• Records:
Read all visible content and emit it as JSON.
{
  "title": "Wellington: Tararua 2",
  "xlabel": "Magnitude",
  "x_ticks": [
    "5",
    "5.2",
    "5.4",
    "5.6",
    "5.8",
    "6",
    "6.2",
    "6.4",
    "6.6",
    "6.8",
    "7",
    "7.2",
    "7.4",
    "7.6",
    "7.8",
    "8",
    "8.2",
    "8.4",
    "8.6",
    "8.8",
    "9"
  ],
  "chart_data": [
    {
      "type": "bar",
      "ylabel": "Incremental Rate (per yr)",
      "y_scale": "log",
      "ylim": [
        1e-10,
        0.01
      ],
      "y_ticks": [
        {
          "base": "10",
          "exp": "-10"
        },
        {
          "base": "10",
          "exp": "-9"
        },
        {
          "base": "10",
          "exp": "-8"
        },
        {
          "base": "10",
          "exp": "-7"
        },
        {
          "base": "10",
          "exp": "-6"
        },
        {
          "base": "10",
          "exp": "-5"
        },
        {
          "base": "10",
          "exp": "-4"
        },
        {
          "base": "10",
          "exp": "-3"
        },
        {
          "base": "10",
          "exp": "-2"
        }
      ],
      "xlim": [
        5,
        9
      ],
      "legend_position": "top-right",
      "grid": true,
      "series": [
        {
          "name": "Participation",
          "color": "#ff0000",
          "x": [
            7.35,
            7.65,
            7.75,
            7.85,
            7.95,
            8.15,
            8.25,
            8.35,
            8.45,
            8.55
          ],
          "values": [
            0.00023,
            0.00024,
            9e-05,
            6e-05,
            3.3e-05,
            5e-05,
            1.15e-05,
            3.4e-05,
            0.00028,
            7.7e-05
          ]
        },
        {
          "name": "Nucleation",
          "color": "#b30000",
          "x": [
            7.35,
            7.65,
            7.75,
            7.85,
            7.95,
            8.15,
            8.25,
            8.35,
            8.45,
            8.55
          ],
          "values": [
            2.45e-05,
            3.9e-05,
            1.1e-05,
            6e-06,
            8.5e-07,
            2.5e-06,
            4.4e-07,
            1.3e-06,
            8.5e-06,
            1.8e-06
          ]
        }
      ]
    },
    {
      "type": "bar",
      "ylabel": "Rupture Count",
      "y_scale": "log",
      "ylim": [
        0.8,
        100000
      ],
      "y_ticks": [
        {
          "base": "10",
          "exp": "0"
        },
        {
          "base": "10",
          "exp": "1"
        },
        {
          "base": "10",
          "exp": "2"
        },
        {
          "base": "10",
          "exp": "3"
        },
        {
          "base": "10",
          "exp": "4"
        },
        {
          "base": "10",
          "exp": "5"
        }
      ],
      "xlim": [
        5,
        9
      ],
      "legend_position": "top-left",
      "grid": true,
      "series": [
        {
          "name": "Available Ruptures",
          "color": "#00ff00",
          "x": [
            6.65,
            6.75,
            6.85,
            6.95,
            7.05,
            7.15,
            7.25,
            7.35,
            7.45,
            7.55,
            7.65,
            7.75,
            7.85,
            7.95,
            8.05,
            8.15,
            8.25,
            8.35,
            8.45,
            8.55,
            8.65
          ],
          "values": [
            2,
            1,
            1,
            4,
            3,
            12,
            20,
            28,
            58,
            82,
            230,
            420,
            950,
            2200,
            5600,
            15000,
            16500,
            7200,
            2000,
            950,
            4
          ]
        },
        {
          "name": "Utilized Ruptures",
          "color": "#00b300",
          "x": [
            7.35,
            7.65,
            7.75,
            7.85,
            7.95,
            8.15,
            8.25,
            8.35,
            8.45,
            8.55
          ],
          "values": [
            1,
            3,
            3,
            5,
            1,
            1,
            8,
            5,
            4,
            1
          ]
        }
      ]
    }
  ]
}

• What is needed: Copy each line of the data exactly, leaving nothing out.

• Exercise answer:
Read all visible content and emit it as JSON.
{
  "title": "Wellington: Tararua 2",
  "xlabel": "Magnitude",
  "x_ticks": [
    "5",
    "5.2",
    "5.4",
    "5.6",
    "5.8",
    "6",
    "6.2",
    "6.4",
    "6.6",
    "6.8",
    "7",
    "7.2",
    "7.4",
    "7.6",
    "7.8",
    "8",
    "8.2",
    "8.4",
    "8.6",
    "8.8",
    "9"
  ],
  "chart_data": [
    {
      "type": "bar",
      "ylabel": "Incremental Rate (per yr)",
      "y_scale": "log",
      "ylim": [
        1e-10,
        0.01
      ],
      "y_ticks": [
        {
          "base": "10",
          "exp": "-10"
        },
        {
          "base": "10",
          "exp": "-9"
        },
        {
          "base": "10",
          "exp": "-8"
        },
        {
          "base": "10",
          "exp": "-7"
        },
        {
          "base": "10",
          "exp": "-6"
        },
        {
          "base": "10",
          "exp": "-5"
        },
        {
          "base": "10",
          "exp": "-4"
        },
        {
          "base": "10",
          "exp": "-3"
        },
        {
          "base": "10",
          "exp": "-2"
        }
      ],
      "xlim": [
        5,
        9
      ],
      "legend_position": "top-right",
      "grid": true,
      "series": [
        {
          "name": "Participation",
          "color": "#ff0000",
          "x": [
            7.35,
            7.65,
            7.75,
            7.85,
            7.95,
            8.15,
            8.25,
            8.35,
            8.45,
            8.55
          ],
          "values": [
            0.00023,
            0.00024,
            9e-05,
            6e-05,
            3.3e-05,
            5e-05,
            1.15e-05,
            3.4e-05,
            0.00028,
            7.7e-05
          ]
        },
        {
          "name": "Nucleation",
          "color": "#b30000",
          "x": [
            7.35,
            7.65,
            7.75,
            7.85,
            7.95,
            8.15,
            8.25,
            8.35,
            8.45,
            8.55
          ],
          "values": [
            2.45e-05,
            3.9e-05,
            1.1e-05,
            6e-06,
            8.5e-07,
            2.5e-06,
            4.4e-07,
            1.3e-06,
            8.5e-06,
            1.8e-06
          ]
        }
      ]
    },
    {
      "type": "bar",
      "ylabel": "Rupture Count",
      "y_scale": "log",
      "ylim": [
        0.8,
        100000
      ],
      "y_ticks": [
        {
          "base": "10",
          "exp": "0"
        },
        {
          "base": "10",
          "exp": "1"
        },
        {
          "base": "10",
          "exp": "2"
        },
        {
          "base": "10",
          "exp": "3"
        },
        {
          "base": "10",
          "exp": "4"
        },
        {
          "base": "10",
          "exp": "5"
        }
      ],
      "xlim": [
        5,
        9
      ],
      "legend_position": "top-left",
      "grid": true,
      "series": [
        {
          "name": "Available Ruptures",
          "color": "#00ff00",
          "x": [
            6.65,
            6.75,
            6.85,
            6.95,
            7.05,
            7.15,
            7.25,
            7.35,
            7.45,
            7.55,
            7.65,
            7.75,
            7.85,
            7.95,
            8.05,
            8.15,
            8.25,
            8.35,
            8.45,
            8.55,
            8.65
          ],
          "values": [
            2,
            1,
            1,
            4,
            3,
            12,
            20,
            28,
            58,
            82,
            230,
            420,
            950,
            2200,
            5600,
            15000,
            16500,
            7200,
            2000,
            950,
            4
          ]
        },
        {
          "name": "Utilized Ruptures",
          "color": "#00b300",
          "x": [
            7.35,
            7.65,
            7.75,
            7.85,
            7.95,
            8.15,
            8.25,
            8.35,
            8.45,
            8.55
          ],
          "values": [
            1,
            3,
            3,
            5,
            1,
            1,
            8,
            5,
            4,
            1
          ]
        }
      ]
    }
  ]
}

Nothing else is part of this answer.